**Your objective:** Gather the lines below that include the string "Select", copying each in full.

Rows from a figure dataset:
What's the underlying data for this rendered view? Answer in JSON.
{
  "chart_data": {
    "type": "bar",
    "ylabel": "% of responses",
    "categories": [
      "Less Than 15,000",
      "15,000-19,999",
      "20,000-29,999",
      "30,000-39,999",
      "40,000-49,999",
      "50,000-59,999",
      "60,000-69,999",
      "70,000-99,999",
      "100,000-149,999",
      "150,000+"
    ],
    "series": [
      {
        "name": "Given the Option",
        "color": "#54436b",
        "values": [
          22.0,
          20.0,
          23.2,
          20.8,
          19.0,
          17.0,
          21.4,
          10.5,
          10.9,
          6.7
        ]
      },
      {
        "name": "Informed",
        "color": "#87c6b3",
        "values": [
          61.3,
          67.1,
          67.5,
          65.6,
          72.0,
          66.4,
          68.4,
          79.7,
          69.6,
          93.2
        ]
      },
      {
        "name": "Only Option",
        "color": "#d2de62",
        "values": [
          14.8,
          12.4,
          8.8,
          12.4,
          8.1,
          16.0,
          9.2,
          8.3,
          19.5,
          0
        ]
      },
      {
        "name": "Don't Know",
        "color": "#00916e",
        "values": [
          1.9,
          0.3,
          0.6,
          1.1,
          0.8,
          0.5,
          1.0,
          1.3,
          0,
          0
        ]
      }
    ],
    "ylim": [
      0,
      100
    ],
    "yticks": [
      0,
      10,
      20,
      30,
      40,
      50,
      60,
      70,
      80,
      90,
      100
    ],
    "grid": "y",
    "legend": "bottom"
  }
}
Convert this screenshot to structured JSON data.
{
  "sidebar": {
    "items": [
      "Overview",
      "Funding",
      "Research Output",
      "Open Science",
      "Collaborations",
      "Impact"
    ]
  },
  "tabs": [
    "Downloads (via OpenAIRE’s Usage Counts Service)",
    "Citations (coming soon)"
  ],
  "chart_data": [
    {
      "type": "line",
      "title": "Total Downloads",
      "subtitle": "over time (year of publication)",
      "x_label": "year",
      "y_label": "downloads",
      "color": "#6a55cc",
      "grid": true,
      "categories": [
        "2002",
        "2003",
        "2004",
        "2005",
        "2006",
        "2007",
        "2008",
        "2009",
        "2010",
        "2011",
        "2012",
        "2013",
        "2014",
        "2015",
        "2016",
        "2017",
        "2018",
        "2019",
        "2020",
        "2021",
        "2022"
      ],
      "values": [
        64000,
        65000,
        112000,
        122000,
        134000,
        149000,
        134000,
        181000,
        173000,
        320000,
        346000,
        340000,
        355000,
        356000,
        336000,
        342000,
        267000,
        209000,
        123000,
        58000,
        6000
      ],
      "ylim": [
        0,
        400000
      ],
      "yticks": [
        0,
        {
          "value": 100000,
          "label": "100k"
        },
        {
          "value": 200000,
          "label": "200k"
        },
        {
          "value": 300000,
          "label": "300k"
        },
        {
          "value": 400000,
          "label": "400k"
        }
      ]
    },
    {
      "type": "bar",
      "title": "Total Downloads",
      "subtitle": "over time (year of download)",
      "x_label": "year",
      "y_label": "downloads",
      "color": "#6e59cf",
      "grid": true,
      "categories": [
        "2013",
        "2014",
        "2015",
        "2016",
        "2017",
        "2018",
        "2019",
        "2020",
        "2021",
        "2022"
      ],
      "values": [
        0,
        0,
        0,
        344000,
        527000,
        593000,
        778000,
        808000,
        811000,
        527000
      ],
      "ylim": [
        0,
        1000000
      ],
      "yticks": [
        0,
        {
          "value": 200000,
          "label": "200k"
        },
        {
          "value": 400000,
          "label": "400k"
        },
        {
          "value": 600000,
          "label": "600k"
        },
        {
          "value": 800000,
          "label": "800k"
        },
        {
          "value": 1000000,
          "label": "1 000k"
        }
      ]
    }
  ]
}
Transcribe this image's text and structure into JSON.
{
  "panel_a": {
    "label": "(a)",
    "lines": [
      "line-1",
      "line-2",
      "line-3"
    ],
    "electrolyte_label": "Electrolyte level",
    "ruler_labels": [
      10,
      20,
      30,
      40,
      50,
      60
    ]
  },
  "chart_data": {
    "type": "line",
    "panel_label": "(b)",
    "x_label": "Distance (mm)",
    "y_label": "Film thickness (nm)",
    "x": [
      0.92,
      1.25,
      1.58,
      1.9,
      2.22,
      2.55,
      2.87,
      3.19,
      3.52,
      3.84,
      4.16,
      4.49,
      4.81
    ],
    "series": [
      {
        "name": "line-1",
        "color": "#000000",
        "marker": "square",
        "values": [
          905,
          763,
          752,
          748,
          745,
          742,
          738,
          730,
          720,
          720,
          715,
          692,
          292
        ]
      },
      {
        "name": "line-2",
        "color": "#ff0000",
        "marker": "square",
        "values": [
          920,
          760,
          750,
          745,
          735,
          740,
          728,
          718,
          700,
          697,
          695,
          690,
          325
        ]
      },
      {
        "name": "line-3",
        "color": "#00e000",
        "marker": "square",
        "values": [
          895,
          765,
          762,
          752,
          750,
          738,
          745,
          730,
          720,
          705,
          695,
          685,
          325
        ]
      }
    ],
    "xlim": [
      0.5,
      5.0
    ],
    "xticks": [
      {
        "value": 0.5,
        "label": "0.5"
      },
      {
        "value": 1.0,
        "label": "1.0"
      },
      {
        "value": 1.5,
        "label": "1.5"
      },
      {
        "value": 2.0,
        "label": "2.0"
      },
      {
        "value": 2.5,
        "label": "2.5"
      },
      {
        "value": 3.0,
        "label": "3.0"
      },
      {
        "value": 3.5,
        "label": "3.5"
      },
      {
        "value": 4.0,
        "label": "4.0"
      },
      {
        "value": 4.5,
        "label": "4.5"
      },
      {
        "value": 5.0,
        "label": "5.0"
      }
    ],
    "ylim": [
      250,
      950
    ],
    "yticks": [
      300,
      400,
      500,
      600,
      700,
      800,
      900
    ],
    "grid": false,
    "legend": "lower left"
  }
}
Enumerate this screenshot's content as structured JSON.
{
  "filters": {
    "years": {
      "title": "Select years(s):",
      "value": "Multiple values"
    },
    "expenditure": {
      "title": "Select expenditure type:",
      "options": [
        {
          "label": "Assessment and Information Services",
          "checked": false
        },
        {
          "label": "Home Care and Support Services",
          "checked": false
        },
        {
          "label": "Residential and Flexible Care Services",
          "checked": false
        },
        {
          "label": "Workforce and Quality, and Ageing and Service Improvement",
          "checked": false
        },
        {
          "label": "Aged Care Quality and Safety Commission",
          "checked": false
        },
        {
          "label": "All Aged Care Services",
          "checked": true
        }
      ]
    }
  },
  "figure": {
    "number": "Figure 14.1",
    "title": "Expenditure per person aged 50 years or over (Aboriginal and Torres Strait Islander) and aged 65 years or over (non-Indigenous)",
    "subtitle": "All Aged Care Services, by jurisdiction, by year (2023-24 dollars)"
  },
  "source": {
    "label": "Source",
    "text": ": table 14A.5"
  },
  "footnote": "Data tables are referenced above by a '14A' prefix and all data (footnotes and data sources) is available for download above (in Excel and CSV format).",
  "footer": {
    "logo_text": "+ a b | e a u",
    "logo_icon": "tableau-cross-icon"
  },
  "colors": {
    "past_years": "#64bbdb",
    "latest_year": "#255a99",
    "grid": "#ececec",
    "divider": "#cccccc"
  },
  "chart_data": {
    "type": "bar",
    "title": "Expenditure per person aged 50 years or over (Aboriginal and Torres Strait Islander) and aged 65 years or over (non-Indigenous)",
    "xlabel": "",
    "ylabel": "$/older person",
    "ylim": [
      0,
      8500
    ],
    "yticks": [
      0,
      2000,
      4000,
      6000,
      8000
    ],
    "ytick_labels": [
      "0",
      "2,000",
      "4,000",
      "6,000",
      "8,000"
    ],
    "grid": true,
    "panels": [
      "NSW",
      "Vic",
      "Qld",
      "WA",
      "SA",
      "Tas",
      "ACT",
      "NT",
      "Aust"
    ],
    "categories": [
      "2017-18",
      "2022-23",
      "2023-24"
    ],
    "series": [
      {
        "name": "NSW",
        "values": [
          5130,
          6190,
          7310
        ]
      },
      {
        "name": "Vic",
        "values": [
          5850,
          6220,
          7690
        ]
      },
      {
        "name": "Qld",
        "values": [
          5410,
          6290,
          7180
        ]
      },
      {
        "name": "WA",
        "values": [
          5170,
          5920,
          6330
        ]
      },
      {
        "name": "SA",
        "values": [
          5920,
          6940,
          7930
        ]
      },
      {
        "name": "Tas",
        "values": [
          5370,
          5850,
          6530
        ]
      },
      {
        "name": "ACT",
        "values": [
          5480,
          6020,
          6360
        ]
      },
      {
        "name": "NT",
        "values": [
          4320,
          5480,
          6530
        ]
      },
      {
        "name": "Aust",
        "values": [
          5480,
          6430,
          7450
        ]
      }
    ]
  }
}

**Problem solution:**
      "title": "Select years(s):",
      "title": "Select expenditure type:",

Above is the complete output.